## What you need to do
Only a number is wanted: how many lines in the records below contain "Destination"?
-- start of Extracted material --
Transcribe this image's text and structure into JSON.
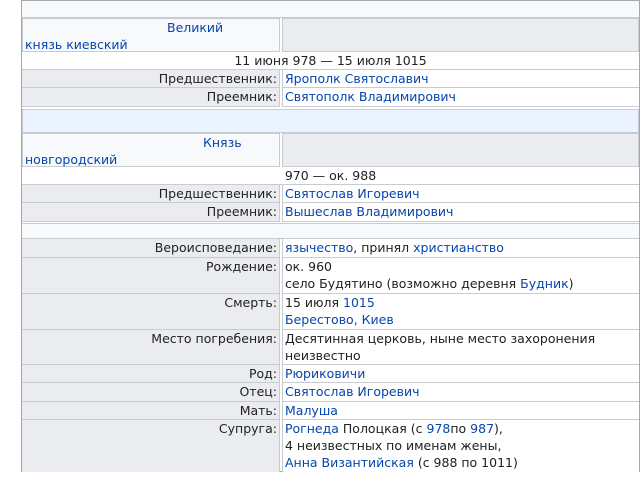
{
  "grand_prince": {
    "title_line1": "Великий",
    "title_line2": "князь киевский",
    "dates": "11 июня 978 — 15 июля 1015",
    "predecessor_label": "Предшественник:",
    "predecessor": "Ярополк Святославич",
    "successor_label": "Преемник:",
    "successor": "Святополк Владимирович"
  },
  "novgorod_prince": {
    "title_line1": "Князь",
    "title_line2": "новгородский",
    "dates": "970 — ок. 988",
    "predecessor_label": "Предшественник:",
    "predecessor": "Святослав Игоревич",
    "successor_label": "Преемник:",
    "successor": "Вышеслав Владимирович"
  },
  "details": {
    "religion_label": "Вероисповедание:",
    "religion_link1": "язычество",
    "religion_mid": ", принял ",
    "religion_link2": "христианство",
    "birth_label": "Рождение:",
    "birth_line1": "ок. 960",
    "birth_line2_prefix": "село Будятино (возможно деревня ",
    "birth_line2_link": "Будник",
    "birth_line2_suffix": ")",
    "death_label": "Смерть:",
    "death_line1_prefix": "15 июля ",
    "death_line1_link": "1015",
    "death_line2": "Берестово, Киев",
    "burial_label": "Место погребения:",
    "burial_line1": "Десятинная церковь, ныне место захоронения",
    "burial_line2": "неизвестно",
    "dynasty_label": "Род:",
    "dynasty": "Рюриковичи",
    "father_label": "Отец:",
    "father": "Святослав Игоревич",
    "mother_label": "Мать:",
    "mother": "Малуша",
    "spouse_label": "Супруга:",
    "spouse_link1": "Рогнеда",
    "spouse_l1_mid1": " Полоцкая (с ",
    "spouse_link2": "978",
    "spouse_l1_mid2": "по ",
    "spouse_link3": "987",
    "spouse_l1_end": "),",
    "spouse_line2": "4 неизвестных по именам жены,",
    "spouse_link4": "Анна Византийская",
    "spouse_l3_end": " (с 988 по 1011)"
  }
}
-- end of Extracted material --
-- start of Extracted material --
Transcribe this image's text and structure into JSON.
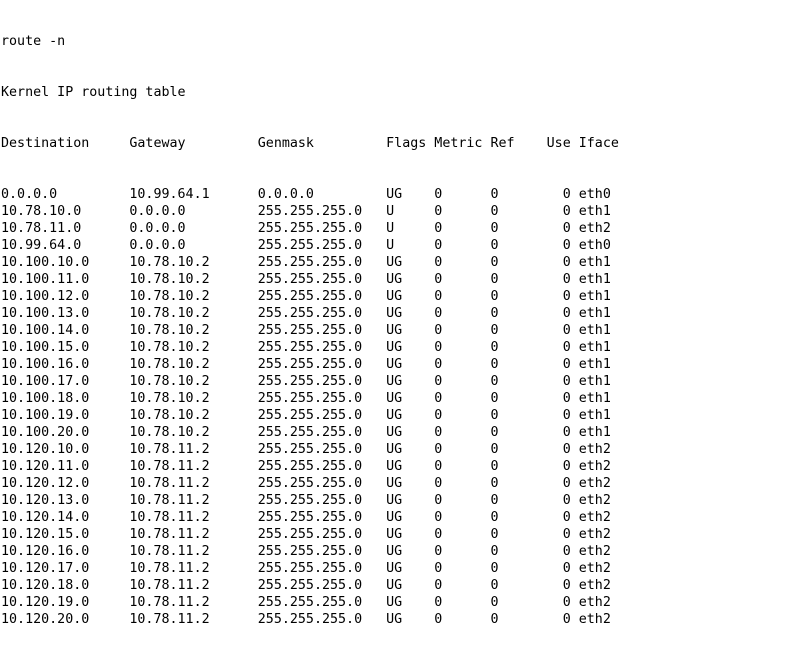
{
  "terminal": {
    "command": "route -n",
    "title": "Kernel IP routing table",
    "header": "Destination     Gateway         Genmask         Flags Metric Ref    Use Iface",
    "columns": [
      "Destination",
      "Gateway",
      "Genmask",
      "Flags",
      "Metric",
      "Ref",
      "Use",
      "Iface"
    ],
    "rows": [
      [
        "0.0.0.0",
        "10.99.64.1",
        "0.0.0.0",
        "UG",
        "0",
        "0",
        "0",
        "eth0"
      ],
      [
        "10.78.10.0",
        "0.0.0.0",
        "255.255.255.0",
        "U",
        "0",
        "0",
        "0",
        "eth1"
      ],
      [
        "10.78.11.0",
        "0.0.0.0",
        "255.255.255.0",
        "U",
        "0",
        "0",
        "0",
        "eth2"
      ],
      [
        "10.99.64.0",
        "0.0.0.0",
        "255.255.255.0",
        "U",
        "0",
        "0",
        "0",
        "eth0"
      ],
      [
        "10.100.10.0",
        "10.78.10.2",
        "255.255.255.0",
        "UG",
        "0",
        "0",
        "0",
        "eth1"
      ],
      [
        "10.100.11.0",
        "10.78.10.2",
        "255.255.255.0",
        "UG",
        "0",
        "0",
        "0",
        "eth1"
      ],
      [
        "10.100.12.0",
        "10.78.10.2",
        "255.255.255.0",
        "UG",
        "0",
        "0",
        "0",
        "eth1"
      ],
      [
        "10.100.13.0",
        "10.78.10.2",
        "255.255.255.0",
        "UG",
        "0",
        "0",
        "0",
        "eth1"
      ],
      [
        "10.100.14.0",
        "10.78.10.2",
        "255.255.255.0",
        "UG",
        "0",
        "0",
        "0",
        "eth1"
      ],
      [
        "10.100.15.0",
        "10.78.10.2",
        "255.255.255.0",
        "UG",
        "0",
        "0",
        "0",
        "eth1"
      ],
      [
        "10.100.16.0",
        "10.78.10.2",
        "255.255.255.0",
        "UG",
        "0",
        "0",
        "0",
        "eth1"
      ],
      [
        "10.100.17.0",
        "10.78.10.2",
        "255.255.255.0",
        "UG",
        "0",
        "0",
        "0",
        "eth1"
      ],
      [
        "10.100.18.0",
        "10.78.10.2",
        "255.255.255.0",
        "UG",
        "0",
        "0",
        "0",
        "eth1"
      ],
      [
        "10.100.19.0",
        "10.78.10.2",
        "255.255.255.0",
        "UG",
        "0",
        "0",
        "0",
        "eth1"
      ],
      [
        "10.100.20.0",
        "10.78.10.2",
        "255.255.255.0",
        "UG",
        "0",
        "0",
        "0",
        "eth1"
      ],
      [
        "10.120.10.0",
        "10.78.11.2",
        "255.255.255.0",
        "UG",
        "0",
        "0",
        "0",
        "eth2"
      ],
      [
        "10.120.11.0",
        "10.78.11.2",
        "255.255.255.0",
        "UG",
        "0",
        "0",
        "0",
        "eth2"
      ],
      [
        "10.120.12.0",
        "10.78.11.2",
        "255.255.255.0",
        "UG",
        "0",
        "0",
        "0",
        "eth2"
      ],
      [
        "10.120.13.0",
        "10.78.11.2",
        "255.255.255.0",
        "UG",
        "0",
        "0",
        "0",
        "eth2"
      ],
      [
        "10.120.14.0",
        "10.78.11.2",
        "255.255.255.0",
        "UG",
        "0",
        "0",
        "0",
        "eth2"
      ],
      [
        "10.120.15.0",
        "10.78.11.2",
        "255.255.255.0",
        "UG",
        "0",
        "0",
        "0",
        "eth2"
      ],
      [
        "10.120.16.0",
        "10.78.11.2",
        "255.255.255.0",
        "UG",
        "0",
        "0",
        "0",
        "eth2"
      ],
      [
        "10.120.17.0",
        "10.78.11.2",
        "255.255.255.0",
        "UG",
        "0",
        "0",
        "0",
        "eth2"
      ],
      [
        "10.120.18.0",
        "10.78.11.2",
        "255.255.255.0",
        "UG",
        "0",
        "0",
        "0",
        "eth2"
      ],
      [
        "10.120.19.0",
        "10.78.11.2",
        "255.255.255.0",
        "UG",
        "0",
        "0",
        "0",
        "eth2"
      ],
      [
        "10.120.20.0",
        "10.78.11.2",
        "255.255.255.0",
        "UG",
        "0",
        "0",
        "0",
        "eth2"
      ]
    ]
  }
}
-- end of Extracted material --
## Output of the exercise
2